DIRECTIVE –
Using the data below, repeat all of it precisely.

========================================================================

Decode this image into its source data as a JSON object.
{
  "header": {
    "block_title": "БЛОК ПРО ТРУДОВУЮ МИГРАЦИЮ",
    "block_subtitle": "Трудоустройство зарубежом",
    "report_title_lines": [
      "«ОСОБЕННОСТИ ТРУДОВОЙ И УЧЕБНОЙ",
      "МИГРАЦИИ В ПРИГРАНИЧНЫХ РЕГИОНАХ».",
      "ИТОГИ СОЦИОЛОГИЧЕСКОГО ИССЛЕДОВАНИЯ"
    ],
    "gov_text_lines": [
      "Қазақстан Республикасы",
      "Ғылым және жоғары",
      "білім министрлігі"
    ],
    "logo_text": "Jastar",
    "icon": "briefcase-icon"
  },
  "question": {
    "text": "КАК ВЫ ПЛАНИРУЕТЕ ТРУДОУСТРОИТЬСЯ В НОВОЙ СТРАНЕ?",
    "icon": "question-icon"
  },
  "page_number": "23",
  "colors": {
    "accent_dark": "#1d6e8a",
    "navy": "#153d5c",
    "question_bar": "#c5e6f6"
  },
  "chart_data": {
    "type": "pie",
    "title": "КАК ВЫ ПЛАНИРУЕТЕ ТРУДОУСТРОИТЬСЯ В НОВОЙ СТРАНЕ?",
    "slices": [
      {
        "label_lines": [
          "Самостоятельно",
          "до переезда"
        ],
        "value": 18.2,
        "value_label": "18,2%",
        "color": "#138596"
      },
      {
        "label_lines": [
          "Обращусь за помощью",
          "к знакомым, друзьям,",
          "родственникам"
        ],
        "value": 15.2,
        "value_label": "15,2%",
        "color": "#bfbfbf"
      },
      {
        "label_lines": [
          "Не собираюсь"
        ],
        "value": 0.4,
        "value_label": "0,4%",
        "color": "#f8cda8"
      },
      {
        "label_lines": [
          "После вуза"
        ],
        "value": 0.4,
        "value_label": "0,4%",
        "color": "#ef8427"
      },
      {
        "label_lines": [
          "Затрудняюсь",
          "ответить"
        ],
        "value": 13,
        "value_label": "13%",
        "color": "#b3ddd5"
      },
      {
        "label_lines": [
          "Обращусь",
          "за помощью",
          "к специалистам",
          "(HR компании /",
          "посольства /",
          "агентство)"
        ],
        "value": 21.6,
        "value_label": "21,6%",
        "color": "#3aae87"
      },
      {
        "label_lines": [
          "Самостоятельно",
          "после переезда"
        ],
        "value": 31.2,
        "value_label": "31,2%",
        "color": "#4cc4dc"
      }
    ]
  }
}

========================================================================

CORRECT ANSWER –
Decode this image into its source data as a JSON object.
{
  "header": {
    "block_title": "БЛОК ПРО ТРУДОВУЮ МИГРАЦИЮ",
    "block_subtitle": "Трудоустройство зарубежом",
    "report_title_lines": [
      "«ОСОБЕННОСТИ ТРУДОВОЙ И УЧЕБНОЙ",
      "МИГРАЦИИ В ПРИГРАНИЧНЫХ РЕГИОНАХ».",
      "ИТОГИ СОЦИОЛОГИЧЕСКОГО ИССЛЕДОВАНИЯ"
    ],
    "gov_text_lines": [
      "Қазақстан Республикасы",
      "Ғылым және жоғары",
      "білім министрлігі"
    ],
    "logo_text": "Jastar",
    "icon": "briefcase-icon"
  },
  "question": {
    "text": "КАК ВЫ ПЛАНИРУЕТЕ ТРУДОУСТРОИТЬСЯ В НОВОЙ СТРАНЕ?",
    "icon": "question-icon"
  },
  "page_number": "23",
  "colors": {
    "accent_dark": "#1d6e8a",
    "navy": "#153d5c",
    "question_bar": "#c5e6f6"
  },
  "chart_data": {
    "type": "pie",
    "title": "КАК ВЫ ПЛАНИРУЕТЕ ТРУДОУСТРОИТЬСЯ В НОВОЙ СТРАНЕ?",
    "slices": [
      {
        "label_lines": [
          "Самостоятельно",
          "до переезда"
        ],
        "value": 18.2,
        "value_label": "18,2%",
        "color": "#138596"
      },
      {
        "label_lines": [
          "Обращусь за помощью",
          "к знакомым, друзьям,",
          "родственникам"
        ],
        "value": 15.2,
        "value_label": "15,2%",
        "color": "#bfbfbf"
      },
      {
        "label_lines": [
          "Не собираюсь"
        ],
        "value": 0.4,
        "value_label": "0,4%",
        "color": "#f8cda8"
      },
      {
        "label_lines": [
          "После вуза"
        ],
        "value": 0.4,
        "value_label": "0,4%",
        "color": "#ef8427"
      },
      {
        "label_lines": [
          "Затрудняюсь",
          "ответить"
        ],
        "value": 13,
        "value_label": "13%",
        "color": "#b3ddd5"
      },
      {
        "label_lines": [
          "Обращусь",
          "за помощью",
          "к специалистам",
          "(HR компании /",
          "посольства /",
          "агентство)"
        ],
        "value": 21.6,
        "value_label": "21,6%",
        "color": "#3aae87"
      },
      {
        "label_lines": [
          "Самостоятельно",
          "после переезда"
        ],
        "value": 31.2,
        "value_label": "31,2%",
        "color": "#4cc4dc"
      }
    ]
  }
}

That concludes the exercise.